*Work to complete*.
Reproduce the following material verbatim, line for line.

*Supplied material*.
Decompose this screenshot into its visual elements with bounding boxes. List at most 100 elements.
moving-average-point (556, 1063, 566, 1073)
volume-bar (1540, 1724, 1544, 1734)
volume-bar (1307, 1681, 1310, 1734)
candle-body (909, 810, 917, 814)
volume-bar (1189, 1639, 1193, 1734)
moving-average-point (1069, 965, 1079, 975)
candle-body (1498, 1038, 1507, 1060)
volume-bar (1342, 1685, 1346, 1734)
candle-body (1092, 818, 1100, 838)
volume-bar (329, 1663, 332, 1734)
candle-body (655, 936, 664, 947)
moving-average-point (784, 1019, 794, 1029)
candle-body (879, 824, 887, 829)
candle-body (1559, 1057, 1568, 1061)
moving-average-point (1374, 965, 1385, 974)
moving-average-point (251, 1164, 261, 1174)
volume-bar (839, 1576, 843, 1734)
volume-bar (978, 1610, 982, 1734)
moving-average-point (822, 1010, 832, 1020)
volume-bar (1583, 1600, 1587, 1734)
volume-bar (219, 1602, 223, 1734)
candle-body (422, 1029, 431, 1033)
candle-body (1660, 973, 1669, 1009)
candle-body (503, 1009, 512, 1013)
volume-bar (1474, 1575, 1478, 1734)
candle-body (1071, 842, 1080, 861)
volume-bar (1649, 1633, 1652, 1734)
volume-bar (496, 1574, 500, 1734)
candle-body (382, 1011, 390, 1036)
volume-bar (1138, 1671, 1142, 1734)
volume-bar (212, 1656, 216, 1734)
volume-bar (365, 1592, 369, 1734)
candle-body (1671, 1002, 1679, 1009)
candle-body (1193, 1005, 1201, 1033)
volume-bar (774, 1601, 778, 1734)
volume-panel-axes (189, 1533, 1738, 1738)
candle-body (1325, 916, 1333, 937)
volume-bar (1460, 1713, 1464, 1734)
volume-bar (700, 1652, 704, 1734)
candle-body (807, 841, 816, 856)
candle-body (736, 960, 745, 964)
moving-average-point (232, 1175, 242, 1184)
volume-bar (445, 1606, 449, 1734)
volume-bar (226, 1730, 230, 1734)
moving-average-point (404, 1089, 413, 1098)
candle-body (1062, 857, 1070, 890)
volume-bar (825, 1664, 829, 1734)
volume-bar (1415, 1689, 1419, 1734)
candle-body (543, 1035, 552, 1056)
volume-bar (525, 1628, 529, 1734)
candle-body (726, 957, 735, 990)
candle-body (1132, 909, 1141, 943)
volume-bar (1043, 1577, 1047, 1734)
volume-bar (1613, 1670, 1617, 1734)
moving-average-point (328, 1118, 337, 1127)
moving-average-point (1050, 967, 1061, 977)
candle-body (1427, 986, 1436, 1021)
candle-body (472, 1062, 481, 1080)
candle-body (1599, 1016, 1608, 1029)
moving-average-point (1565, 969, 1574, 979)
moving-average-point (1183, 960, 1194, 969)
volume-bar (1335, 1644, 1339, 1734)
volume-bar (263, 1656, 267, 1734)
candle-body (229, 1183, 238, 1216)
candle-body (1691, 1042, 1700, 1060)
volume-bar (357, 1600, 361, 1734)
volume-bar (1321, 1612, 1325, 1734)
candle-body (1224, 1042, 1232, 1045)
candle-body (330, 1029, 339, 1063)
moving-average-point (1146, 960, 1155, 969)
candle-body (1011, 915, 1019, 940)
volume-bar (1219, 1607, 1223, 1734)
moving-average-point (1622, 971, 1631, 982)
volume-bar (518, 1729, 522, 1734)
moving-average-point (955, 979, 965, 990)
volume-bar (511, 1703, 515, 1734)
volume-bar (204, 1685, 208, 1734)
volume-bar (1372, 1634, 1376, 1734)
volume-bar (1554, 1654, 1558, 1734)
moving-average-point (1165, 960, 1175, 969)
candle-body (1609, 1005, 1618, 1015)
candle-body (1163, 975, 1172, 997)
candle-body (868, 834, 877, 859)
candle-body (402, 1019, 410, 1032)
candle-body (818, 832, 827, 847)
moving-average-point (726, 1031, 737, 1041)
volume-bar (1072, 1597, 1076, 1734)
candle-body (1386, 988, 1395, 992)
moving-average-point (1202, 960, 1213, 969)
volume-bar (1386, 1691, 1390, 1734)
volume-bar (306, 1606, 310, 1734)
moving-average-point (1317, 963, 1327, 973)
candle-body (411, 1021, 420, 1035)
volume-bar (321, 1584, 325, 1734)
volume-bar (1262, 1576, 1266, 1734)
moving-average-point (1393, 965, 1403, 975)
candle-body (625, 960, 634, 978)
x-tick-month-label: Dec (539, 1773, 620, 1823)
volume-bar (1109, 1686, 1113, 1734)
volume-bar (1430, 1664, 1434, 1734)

*Answer*.
Decompose this screenshot into its visual elements with bounding boxes. List at most 100 elements.
moving-average-point (556, 1063, 566, 1073)
volume-bar (1540, 1724, 1544, 1734)
volume-bar (1307, 1681, 1310, 1734)
candle-body (909, 810, 917, 814)
volume-bar (1189, 1639, 1193, 1734)
moving-average-point (1069, 965, 1079, 975)
candle-body (1498, 1038, 1507, 1060)
volume-bar (1342, 1685, 1346, 1734)
candle-body (1092, 818, 1100, 838)
volume-bar (329, 1663, 332, 1734)
candle-body (655, 936, 664, 947)
moving-average-point (784, 1019, 794, 1029)
candle-body (879, 824, 887, 829)
candle-body (1559, 1057, 1568, 1061)
moving-average-point (1374, 965, 1385, 974)
moving-average-point (251, 1164, 261, 1174)
volume-bar (839, 1576, 843, 1734)
volume-bar (978, 1610, 982, 1734)
moving-average-point (822, 1010, 832, 1020)
volume-bar (1583, 1600, 1587, 1734)
volume-bar (219, 1602, 223, 1734)
candle-body (422, 1029, 431, 1033)
candle-body (1660, 973, 1669, 1009)
candle-body (503, 1009, 512, 1013)
volume-bar (1474, 1575, 1478, 1734)
candle-body (1071, 842, 1080, 861)
volume-bar (1649, 1633, 1652, 1734)
volume-bar (496, 1574, 500, 1734)
candle-body (382, 1011, 390, 1036)
volume-bar (1138, 1671, 1142, 1734)
volume-bar (212, 1656, 216, 1734)
volume-bar (365, 1592, 369, 1734)
candle-body (1671, 1002, 1679, 1009)
candle-body (1193, 1005, 1201, 1033)
volume-bar (774, 1601, 778, 1734)
volume-panel-axes (189, 1533, 1738, 1738)
candle-body (1325, 916, 1333, 937)
volume-bar (1460, 1713, 1464, 1734)
volume-bar (700, 1652, 704, 1734)
candle-body (807, 841, 816, 856)
candle-body (736, 960, 745, 964)
moving-average-point (232, 1175, 242, 1184)
volume-bar (445, 1606, 449, 1734)
volume-bar (226, 1730, 230, 1734)
moving-average-point (404, 1089, 413, 1098)
candle-body (1062, 857, 1070, 890)
volume-bar (825, 1664, 829, 1734)
volume-bar (1415, 1689, 1419, 1734)
candle-body (543, 1035, 552, 1056)
volume-bar (525, 1628, 529, 1734)
candle-body (726, 957, 735, 990)
candle-body (1132, 909, 1141, 943)
volume-bar (1043, 1577, 1047, 1734)
volume-bar (1613, 1670, 1617, 1734)
moving-average-point (328, 1118, 337, 1127)
moving-average-point (1050, 967, 1061, 977)
candle-body (1427, 986, 1436, 1021)
candle-body (472, 1062, 481, 1080)
candle-body (1599, 1016, 1608, 1029)
moving-average-point (1565, 969, 1574, 979)
moving-average-point (1183, 960, 1194, 969)
volume-bar (1335, 1644, 1339, 1734)
volume-bar (263, 1656, 267, 1734)
candle-body (229, 1183, 238, 1216)
candle-body (1691, 1042, 1700, 1060)
volume-bar (357, 1600, 361, 1734)
volume-bar (1321, 1612, 1325, 1734)
candle-body (1224, 1042, 1232, 1045)
candle-body (330, 1029, 339, 1063)
moving-average-point (1146, 960, 1155, 969)
candle-body (1011, 915, 1019, 940)
volume-bar (1219, 1607, 1223, 1734)
moving-average-point (1622, 971, 1631, 982)
volume-bar (518, 1729, 522, 1734)
moving-average-point (955, 979, 965, 990)
volume-bar (511, 1703, 515, 1734)
volume-bar (204, 1685, 208, 1734)
volume-bar (1372, 1634, 1376, 1734)
volume-bar (1554, 1654, 1558, 1734)
moving-average-point (1165, 960, 1175, 969)
candle-body (1609, 1005, 1618, 1015)
candle-body (1163, 975, 1172, 997)
candle-body (868, 834, 877, 859)
candle-body (402, 1019, 410, 1032)
candle-body (818, 832, 827, 847)
moving-average-point (726, 1031, 737, 1041)
volume-bar (1072, 1597, 1076, 1734)
candle-body (1386, 988, 1395, 992)
moving-average-point (1202, 960, 1213, 969)
volume-bar (1386, 1691, 1390, 1734)
volume-bar (306, 1606, 310, 1734)
moving-average-point (1317, 963, 1327, 973)
candle-body (411, 1021, 420, 1035)
volume-bar (321, 1584, 325, 1734)
volume-bar (1262, 1576, 1266, 1734)
moving-average-point (1393, 965, 1403, 975)
candle-body (625, 960, 634, 978)
x-tick-month-label: Dec (539, 1773, 620, 1823)
volume-bar (1109, 1686, 1113, 1734)
volume-bar (1430, 1664, 1434, 1734)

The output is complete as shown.